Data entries
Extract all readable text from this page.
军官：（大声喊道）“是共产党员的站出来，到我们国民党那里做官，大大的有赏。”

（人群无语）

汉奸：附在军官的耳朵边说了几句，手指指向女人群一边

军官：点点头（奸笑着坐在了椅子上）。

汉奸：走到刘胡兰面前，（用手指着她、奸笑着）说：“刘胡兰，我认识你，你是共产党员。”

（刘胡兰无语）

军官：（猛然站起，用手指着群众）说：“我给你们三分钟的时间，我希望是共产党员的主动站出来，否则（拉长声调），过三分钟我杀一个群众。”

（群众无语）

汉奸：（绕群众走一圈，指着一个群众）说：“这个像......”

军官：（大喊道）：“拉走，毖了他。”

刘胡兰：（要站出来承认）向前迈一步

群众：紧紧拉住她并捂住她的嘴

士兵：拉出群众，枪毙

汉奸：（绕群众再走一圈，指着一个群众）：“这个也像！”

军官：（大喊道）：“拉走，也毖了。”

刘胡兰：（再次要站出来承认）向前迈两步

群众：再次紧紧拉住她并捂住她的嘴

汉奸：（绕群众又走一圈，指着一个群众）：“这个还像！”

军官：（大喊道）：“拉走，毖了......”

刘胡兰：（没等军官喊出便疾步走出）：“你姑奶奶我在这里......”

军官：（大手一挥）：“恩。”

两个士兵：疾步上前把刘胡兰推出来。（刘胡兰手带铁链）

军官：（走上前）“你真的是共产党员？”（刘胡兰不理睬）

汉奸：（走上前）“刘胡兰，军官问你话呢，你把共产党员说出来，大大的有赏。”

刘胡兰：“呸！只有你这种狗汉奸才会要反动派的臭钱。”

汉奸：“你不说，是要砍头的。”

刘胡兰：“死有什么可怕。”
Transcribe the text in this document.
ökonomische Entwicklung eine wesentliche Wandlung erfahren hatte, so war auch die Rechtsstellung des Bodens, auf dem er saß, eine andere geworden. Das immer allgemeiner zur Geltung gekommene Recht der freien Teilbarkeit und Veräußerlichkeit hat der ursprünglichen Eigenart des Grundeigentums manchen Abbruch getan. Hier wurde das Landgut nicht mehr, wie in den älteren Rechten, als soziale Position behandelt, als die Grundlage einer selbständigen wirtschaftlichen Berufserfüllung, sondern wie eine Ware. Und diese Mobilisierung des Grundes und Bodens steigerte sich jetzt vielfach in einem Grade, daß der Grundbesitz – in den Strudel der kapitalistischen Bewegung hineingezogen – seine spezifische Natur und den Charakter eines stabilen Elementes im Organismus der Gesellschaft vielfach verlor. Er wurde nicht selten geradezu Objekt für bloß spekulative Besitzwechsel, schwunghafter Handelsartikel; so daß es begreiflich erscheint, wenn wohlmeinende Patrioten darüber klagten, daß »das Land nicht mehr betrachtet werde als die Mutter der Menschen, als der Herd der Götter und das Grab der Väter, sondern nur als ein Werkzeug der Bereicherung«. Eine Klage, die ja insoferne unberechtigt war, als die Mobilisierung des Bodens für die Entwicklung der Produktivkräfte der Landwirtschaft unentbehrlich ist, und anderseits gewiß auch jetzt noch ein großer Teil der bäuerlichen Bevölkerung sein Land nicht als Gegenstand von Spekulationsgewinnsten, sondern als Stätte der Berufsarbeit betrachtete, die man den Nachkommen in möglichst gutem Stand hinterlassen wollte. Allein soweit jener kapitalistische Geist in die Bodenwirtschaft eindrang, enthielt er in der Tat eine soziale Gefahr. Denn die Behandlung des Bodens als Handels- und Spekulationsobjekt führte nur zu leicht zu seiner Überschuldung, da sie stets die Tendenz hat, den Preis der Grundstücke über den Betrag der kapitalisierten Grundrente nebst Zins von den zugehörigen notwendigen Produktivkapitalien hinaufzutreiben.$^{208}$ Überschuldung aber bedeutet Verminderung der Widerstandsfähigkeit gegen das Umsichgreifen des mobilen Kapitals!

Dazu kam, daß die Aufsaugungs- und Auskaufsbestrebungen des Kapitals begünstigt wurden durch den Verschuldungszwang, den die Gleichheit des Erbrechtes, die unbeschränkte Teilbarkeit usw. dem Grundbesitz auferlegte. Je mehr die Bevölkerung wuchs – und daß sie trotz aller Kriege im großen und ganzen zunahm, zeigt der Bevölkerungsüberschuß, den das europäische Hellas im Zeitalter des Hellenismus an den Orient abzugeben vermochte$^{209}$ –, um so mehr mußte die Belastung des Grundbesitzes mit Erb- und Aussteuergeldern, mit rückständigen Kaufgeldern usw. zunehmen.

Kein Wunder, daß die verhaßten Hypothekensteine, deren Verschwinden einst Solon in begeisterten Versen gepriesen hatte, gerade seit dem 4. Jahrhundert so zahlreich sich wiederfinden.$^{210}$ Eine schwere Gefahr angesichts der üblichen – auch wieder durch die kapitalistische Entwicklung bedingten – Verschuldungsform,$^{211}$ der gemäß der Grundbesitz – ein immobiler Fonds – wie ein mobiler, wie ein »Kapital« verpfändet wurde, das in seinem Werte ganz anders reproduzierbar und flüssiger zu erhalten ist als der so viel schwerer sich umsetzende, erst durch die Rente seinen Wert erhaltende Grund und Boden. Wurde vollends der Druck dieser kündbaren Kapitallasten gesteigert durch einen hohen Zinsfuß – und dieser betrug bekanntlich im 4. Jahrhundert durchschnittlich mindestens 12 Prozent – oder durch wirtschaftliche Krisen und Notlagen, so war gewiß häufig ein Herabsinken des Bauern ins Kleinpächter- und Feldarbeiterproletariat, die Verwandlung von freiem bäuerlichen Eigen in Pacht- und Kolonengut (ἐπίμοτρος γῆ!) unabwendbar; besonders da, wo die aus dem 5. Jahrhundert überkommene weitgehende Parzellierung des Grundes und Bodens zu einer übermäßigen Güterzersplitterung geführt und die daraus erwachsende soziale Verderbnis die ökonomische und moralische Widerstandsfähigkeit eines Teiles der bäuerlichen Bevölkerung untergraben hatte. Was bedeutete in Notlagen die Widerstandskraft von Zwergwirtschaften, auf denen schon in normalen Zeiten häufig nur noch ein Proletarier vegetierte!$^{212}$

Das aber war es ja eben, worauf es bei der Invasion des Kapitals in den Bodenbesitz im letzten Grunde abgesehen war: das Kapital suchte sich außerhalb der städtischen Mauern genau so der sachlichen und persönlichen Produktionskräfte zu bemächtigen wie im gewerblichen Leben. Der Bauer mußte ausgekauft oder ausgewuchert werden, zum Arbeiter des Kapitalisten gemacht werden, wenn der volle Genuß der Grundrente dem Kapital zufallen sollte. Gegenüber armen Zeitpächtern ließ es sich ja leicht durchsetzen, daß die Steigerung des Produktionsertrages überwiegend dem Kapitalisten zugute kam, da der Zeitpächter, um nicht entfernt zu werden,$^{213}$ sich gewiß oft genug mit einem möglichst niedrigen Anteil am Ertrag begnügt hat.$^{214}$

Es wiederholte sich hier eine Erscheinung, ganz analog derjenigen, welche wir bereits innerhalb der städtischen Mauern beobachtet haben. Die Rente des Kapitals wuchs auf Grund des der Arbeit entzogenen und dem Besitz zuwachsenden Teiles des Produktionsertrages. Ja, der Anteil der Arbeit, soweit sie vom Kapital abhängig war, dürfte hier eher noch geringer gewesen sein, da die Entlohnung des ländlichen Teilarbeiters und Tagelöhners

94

> _EXERCISE_: Gather up every line from the listing above in which the word "städtischen" occurs.

> _RESULT_:
Das aber war es ja eben, worauf es bei der Invasion des Kapitals in den Bodenbesitz im letzten Grunde abgesehen war: das Kapital suchte sich außerhalb der städtischen Mauern genau so der sachlichen und persönlichen Produktionskräfte zu bemächtigen wie im gewerblichen Leben. Der Bauer mußte ausgekauft oder ausgewuchert werden, zum Arbeiter des Kapitalisten gemacht werden, wenn der volle Genuß der Grundrente dem Kapital zufallen sollte. Gegenüber armen Zeitpächtern ließ es sich ja leicht durchsetzen, daß die Steigerung des Produktionsertrages überwiegend dem Kapitalisten zugute kam, da der Zeitpächter, um nicht entfernt zu werden,$^{213}$ sich gewiß oft genug mit einem möglichst niedrigen Anteil am Ertrag begnügt hat.$^{214}$
Es wiederholte sich hier eine Erscheinung, ganz analog derjenigen, welche wir bereits innerhalb der städtischen Mauern beobachtet haben. Die Rente des Kapitals wuchs auf Grund des der Arbeit entzogenen und dem Besitz zuwachsenden Teiles des Produktionsertrages. Ja, der Anteil der Arbeit, soweit sie vom Kapital abhängig war, dürfte hier eher noch geringer gewesen sein, da die Entlohnung des ländlichen Teilarbeiters und Tagelöhners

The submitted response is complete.